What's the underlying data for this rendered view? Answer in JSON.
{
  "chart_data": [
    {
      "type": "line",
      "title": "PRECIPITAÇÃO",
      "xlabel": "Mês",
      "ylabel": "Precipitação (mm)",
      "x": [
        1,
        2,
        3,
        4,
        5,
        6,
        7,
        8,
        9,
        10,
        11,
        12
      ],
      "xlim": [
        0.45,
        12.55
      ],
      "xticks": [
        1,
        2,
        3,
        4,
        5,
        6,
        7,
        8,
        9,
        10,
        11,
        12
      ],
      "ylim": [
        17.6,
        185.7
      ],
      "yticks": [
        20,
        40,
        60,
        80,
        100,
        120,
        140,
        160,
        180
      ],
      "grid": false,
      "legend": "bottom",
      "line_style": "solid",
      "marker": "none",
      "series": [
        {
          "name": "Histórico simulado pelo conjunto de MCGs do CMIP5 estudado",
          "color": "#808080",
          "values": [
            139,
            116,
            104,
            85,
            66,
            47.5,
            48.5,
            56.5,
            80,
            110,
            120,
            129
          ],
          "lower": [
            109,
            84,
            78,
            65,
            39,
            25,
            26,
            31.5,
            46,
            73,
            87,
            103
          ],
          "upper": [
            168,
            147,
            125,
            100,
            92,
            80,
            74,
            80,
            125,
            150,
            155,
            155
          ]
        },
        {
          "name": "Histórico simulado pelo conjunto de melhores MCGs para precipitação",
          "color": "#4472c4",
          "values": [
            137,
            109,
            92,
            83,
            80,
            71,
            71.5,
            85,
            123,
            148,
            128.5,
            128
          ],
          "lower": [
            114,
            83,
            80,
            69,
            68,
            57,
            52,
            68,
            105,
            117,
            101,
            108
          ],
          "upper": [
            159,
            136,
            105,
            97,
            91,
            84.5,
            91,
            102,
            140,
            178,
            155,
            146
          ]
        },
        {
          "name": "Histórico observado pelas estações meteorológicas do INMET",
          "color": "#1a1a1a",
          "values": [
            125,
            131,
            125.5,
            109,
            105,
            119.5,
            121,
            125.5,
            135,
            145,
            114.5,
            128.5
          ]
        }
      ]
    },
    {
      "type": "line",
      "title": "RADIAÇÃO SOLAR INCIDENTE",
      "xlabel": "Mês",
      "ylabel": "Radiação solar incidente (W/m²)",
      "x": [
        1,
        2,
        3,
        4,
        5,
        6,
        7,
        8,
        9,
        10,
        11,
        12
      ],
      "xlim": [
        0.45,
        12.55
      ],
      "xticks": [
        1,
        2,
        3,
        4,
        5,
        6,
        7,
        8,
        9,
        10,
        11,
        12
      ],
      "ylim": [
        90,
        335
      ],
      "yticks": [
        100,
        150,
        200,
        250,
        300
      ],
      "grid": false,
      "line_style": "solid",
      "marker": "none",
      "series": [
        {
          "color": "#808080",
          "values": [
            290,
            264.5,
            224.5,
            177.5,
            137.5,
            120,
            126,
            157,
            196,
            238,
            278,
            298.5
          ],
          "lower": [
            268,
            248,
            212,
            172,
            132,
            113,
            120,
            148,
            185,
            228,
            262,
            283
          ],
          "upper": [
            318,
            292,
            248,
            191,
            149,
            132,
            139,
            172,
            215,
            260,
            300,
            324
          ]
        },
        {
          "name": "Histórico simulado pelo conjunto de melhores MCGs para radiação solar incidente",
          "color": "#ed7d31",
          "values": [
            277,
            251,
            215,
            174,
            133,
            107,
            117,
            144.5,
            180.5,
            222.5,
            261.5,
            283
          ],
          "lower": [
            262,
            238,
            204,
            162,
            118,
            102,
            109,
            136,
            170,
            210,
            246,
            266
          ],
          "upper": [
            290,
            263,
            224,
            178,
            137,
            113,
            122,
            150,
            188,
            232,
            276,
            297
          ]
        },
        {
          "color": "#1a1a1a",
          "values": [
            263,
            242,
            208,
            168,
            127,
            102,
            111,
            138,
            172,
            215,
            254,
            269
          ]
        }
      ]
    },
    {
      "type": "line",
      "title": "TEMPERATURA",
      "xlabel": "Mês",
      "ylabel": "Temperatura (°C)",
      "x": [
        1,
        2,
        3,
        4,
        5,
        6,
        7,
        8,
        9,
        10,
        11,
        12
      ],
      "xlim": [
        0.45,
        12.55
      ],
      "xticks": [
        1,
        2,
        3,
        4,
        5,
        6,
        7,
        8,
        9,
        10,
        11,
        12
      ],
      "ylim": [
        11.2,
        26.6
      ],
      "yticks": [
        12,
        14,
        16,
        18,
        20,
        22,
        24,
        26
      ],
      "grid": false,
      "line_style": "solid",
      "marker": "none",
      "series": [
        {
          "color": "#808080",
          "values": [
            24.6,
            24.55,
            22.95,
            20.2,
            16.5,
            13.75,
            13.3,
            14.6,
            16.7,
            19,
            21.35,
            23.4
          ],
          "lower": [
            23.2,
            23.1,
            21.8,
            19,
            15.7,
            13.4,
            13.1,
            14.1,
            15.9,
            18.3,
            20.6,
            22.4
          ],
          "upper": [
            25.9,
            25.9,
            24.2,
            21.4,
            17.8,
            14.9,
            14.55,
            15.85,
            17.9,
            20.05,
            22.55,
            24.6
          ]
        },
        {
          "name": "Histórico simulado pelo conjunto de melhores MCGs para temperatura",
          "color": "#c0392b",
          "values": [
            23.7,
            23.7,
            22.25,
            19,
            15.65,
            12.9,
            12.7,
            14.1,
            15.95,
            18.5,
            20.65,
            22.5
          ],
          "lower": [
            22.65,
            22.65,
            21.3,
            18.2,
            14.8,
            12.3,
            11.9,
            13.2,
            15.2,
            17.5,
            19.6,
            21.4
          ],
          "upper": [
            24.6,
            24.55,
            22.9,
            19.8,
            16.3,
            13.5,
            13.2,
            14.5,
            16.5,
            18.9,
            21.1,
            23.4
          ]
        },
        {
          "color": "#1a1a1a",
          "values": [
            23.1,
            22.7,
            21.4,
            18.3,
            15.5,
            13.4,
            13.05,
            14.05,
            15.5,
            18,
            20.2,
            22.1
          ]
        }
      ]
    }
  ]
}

• **WHAT THE EXERCISE ASKS**
Give an exact copy of all the data shown above.

• **THE RESULT**
What's the underlying data for this rendered view? Answer in JSON.
{
  "chart_data": [
    {
      "type": "line",
      "title": "PRECIPITAÇÃO",
      "xlabel": "Mês",
      "ylabel": "Precipitação (mm)",
      "x": [
        1,
        2,
        3,
        4,
        5,
        6,
        7,
        8,
        9,
        10,
        11,
        12
      ],
      "xlim": [
        0.45,
        12.55
      ],
      "xticks": [
        1,
        2,
        3,
        4,
        5,
        6,
        7,
        8,
        9,
        10,
        11,
        12
      ],
      "ylim": [
        17.6,
        185.7
      ],
      "yticks": [
        20,
        40,
        60,
        80,
        100,
        120,
        140,
        160,
        180
      ],
      "grid": false,
      "legend": "bottom",
      "line_style": "solid",
      "marker": "none",
      "series": [
        {
          "name": "Histórico simulado pelo conjunto de MCGs do CMIP5 estudado",
          "color": "#808080",
          "values": [
            139,
            116,
            104,
            85,
            66,
            47.5,
            48.5,
            56.5,
            80,
            110,
            120,
            129
          ],
          "lower": [
            109,
            84,
            78,
            65,
            39,
            25,
            26,
            31.5,
            46,
            73,
            87,
            103
          ],
          "upper": [
            168,
            147,
            125,
            100,
            92,
            80,
            74,
            80,
            125,
            150,
            155,
            155
          ]
        },
        {
          "name": "Histórico simulado pelo conjunto de melhores MCGs para precipitação",
          "color": "#4472c4",
          "values": [
            137,
            109,
            92,
            83,
            80,
            71,
            71.5,
            85,
            123,
            148,
            128.5,
            128
          ],
          "lower": [
            114,
            83,
            80,
            69,
            68,
            57,
            52,
            68,
            105,
            117,
            101,
            108
          ],
          "upper": [
            159,
            136,
            105,
            97,
            91,
            84.5,
            91,
            102,
            140,
            178,
            155,
            146
          ]
        },
        {
          "name": "Histórico observado pelas estações meteorológicas do INMET",
          "color": "#1a1a1a",
          "values": [
            125,
            131,
            125.5,
            109,
            105,
            119.5,
            121,
            125.5,
            135,
            145,
            114.5,
            128.5
          ]
        }
      ]
    },
    {
      "type": "line",
      "title": "RADIAÇÃO SOLAR INCIDENTE",
      "xlabel": "Mês",
      "ylabel": "Radiação solar incidente (W/m²)",
      "x": [
        1,
        2,
        3,
        4,
        5,
        6,
        7,
        8,
        9,
        10,
        11,
        12
      ],
      "xlim": [
        0.45,
        12.55
      ],
      "xticks": [
        1,
        2,
        3,
        4,
        5,
        6,
        7,
        8,
        9,
        10,
        11,
        12
      ],
      "ylim": [
        90,
        335
      ],
      "yticks": [
        100,
        150,
        200,
        250,
        300
      ],
      "grid": false,
      "line_style": "solid",
      "marker": "none",
      "series": [
        {
          "color": "#808080",
          "values": [
            290,
            264.5,
            224.5,
            177.5,
            137.5,
            120,
            126,
            157,
            196,
            238,
            278,
            298.5
          ],
          "lower": [
            268,
            248,
            212,
            172,
            132,
            113,
            120,
            148,
            185,
            228,
            262,
            283
          ],
          "upper": [
            318,
            292,
            248,
            191,
            149,
            132,
            139,
            172,
            215,
            260,
            300,
            324
          ]
        },
        {
          "name": "Histórico simulado pelo conjunto de melhores MCGs para radiação solar incidente",
          "color": "#ed7d31",
          "values": [
            277,
            251,
            215,
            174,
            133,
            107,
            117,
            144.5,
            180.5,
            222.5,
            261.5,
            283
          ],
          "lower": [
            262,
            238,
            204,
            162,
            118,
            102,
            109,
            136,
            170,
            210,
            246,
            266
          ],
          "upper": [
            290,
            263,
            224,
            178,
            137,
            113,
            122,
            150,
            188,
            232,
            276,
            297
          ]
        },
        {
          "color": "#1a1a1a",
          "values": [
            263,
            242,
            208,
            168,
            127,
            102,
            111,
            138,
            172,
            215,
            254,
            269
          ]
        }
      ]
    },
    {
      "type": "line",
      "title": "TEMPERATURA",
      "xlabel": "Mês",
      "ylabel": "Temperatura (°C)",
      "x": [
        1,
        2,
        3,
        4,
        5,
        6,
        7,
        8,
        9,
        10,
        11,
        12
      ],
      "xlim": [
        0.45,
        12.55
      ],
      "xticks": [
        1,
        2,
        3,
        4,
        5,
        6,
        7,
        8,
        9,
        10,
        11,
        12
      ],
      "ylim": [
        11.2,
        26.6
      ],
      "yticks": [
        12,
        14,
        16,
        18,
        20,
        22,
        24,
        26
      ],
      "grid": false,
      "line_style": "solid",
      "marker": "none",
      "series": [
        {
          "color": "#808080",
          "values": [
            24.6,
            24.55,
            22.95,
            20.2,
            16.5,
            13.75,
            13.3,
            14.6,
            16.7,
            19,
            21.35,
            23.4
          ],
          "lower": [
            23.2,
            23.1,
            21.8,
            19,
            15.7,
            13.4,
            13.1,
            14.1,
            15.9,
            18.3,
            20.6,
            22.4
          ],
          "upper": [
            25.9,
            25.9,
            24.2,
            21.4,
            17.8,
            14.9,
            14.55,
            15.85,
            17.9,
            20.05,
            22.55,
            24.6
          ]
        },
        {
          "name": "Histórico simulado pelo conjunto de melhores MCGs para temperatura",
          "color": "#c0392b",
          "values": [
            23.7,
            23.7,
            22.25,
            19,
            15.65,
            12.9,
            12.7,
            14.1,
            15.95,
            18.5,
            20.65,
            22.5
          ],
          "lower": [
            22.65,
            22.65,
            21.3,
            18.2,
            14.8,
            12.3,
            11.9,
            13.2,
            15.2,
            17.5,
            19.6,
            21.4
          ],
          "upper": [
            24.6,
            24.55,
            22.9,
            19.8,
            16.3,
            13.5,
            13.2,
            14.5,
            16.5,
            18.9,
            21.1,
            23.4
          ]
        },
        {
          "color": "#1a1a1a",
          "values": [
            23.1,
            22.7,
            21.4,
            18.3,
            15.5,
            13.4,
            13.05,
            14.05,
            15.5,
            18,
            20.2,
            22.1
          ]
        }
      ]
    }
  ]
}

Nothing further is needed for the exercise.